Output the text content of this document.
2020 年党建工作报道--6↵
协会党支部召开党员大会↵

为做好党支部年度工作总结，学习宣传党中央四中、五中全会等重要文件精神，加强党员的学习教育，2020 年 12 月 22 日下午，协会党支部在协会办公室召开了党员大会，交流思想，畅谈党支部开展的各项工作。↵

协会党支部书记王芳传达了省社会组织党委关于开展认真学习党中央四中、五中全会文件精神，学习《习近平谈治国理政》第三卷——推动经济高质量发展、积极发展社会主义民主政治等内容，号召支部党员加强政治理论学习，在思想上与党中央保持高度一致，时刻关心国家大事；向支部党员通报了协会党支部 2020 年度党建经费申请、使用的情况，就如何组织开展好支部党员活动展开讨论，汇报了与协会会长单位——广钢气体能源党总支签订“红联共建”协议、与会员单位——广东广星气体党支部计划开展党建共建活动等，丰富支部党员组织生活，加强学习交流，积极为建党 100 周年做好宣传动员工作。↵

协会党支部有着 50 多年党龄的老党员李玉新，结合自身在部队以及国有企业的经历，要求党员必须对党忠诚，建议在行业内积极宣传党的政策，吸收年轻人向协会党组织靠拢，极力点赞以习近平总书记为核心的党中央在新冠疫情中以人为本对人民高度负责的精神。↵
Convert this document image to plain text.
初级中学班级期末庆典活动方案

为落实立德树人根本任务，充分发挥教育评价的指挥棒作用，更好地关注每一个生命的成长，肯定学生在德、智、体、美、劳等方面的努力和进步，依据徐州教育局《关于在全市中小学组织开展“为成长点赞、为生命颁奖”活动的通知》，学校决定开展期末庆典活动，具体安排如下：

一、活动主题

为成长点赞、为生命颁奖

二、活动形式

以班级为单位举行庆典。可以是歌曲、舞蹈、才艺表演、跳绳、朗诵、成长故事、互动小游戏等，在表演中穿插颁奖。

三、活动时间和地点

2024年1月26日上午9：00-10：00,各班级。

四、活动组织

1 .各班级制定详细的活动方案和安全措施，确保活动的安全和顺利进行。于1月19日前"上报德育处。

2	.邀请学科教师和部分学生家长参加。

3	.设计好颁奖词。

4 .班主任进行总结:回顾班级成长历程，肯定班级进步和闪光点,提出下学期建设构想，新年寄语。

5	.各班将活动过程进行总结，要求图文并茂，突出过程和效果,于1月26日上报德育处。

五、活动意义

**Exercise objective**
Beginning at the line that holds "Convert this document image to plain text.", write out word for word each line through the end of the records.

**Exercise response**
Convert this document image to plain text.
初级中学班级期末庆典活动方案

为落实立德树人根本任务，充分发挥教育评价的指挥棒作用，更好地关注每一个生命的成长，肯定学生在德、智、体、美、劳等方面的努力和进步，依据徐州教育局《关于在全市中小学组织开展“为成长点赞、为生命颁奖”活动的通知》，学校决定开展期末庆典活动，具体安排如下：

一、活动主题

为成长点赞、为生命颁奖

二、活动形式

以班级为单位举行庆典。可以是歌曲、舞蹈、才艺表演、跳绳、朗诵、成长故事、互动小游戏等，在表演中穿插颁奖。

三、活动时间和地点

2024年1月26日上午9：00-10：00,各班级。

四、活动组织

1 .各班级制定详细的活动方案和安全措施，确保活动的安全和顺利进行。于1月19日前"上报德育处。

2	.邀请学科教师和部分学生家长参加。

3	.设计好颁奖词。

4 .班主任进行总结:回顾班级成长历程，肯定班级进步和闪光点,提出下学期建设构想，新年寄语。

5	.各班将活动过程进行总结，要求图文并茂，突出过程和效果,于1月26日上报德育处。

五、活动意义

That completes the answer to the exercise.